++++ Data for this task

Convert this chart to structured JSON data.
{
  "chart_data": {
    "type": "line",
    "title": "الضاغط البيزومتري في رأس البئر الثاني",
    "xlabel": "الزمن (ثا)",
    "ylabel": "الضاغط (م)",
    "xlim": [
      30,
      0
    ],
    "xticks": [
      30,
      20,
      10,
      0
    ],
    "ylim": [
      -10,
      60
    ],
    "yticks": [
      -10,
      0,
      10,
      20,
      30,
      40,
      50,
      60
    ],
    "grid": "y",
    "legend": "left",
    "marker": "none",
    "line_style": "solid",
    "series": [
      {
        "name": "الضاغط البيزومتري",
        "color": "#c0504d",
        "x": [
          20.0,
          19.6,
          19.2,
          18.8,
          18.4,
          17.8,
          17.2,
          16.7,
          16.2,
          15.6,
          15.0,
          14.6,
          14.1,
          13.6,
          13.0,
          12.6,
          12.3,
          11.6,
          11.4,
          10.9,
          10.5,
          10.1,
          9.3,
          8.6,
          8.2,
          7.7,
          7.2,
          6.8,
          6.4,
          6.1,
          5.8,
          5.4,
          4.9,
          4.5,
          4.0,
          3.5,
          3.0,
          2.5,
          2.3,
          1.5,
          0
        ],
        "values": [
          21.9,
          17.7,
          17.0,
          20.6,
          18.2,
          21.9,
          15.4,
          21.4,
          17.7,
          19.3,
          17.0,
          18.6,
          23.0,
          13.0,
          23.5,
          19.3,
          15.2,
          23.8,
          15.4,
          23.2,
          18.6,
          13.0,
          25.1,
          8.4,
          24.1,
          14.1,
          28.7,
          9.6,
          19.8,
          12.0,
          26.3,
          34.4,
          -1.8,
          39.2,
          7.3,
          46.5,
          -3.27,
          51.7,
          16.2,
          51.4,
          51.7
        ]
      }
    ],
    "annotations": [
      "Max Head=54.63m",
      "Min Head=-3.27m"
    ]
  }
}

++++++++
++++ Data for this task

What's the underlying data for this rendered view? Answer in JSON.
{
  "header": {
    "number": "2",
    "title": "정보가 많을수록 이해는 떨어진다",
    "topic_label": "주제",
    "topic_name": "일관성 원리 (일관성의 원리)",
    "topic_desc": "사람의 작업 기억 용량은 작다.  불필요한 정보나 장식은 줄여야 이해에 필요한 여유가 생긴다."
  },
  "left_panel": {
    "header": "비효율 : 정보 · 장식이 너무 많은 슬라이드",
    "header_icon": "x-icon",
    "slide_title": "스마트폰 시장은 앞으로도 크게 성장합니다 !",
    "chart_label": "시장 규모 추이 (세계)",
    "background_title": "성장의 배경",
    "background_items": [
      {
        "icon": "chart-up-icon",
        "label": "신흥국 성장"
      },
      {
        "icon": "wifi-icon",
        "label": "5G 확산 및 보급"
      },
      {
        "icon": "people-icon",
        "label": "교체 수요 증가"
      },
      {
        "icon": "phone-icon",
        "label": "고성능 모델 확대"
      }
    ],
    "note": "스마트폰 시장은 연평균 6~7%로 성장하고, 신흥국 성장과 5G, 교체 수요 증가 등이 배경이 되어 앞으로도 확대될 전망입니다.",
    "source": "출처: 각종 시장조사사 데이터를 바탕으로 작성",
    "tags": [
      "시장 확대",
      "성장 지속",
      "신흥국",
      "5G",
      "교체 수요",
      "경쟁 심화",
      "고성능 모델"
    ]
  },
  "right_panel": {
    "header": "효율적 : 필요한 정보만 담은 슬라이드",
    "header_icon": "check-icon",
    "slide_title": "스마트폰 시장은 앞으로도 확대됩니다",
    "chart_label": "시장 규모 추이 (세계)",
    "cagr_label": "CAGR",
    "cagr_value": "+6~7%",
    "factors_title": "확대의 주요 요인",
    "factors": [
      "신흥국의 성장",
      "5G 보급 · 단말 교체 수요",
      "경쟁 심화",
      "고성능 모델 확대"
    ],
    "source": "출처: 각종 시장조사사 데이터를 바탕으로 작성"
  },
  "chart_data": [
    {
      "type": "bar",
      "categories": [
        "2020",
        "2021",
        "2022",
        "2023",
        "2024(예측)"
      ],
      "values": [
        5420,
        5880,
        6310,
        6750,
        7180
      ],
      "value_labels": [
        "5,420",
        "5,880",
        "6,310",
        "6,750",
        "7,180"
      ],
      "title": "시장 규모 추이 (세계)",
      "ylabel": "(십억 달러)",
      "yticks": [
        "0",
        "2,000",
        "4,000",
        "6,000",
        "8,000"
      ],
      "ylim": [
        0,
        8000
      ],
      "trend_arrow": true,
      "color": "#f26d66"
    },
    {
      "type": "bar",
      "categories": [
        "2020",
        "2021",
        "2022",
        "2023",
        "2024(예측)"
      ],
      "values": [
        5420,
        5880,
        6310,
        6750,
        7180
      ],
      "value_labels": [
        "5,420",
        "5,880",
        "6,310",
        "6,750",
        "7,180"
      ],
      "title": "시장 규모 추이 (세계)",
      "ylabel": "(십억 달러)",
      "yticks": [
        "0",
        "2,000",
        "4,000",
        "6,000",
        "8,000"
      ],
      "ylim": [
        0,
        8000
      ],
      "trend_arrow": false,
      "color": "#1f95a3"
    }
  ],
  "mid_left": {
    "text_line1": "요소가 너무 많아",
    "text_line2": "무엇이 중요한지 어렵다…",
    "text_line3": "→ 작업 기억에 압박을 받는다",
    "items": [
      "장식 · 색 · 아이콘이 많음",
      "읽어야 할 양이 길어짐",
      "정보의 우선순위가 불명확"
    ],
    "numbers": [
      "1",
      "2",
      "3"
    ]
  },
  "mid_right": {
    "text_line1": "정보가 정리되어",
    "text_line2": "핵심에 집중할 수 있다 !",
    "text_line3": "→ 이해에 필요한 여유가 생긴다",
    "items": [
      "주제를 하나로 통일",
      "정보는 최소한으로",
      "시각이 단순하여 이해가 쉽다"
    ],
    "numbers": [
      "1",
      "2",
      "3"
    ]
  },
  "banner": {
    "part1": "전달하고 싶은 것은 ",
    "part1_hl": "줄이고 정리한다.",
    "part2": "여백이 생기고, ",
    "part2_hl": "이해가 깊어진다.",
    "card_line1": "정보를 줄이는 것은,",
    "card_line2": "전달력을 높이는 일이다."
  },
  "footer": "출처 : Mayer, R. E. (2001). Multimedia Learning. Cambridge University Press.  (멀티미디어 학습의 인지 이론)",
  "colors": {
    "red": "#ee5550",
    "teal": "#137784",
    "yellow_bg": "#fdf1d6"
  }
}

++++++++

> _What the task asks_
Look through the listing and extract every line with "데이터를" in it.

> _Output of the task_
    "source": "출처: 각종 시장조사사 데이터를 바탕으로 작성",
    "source": "출처: 각종 시장조사사 데이터를 바탕으로 작성"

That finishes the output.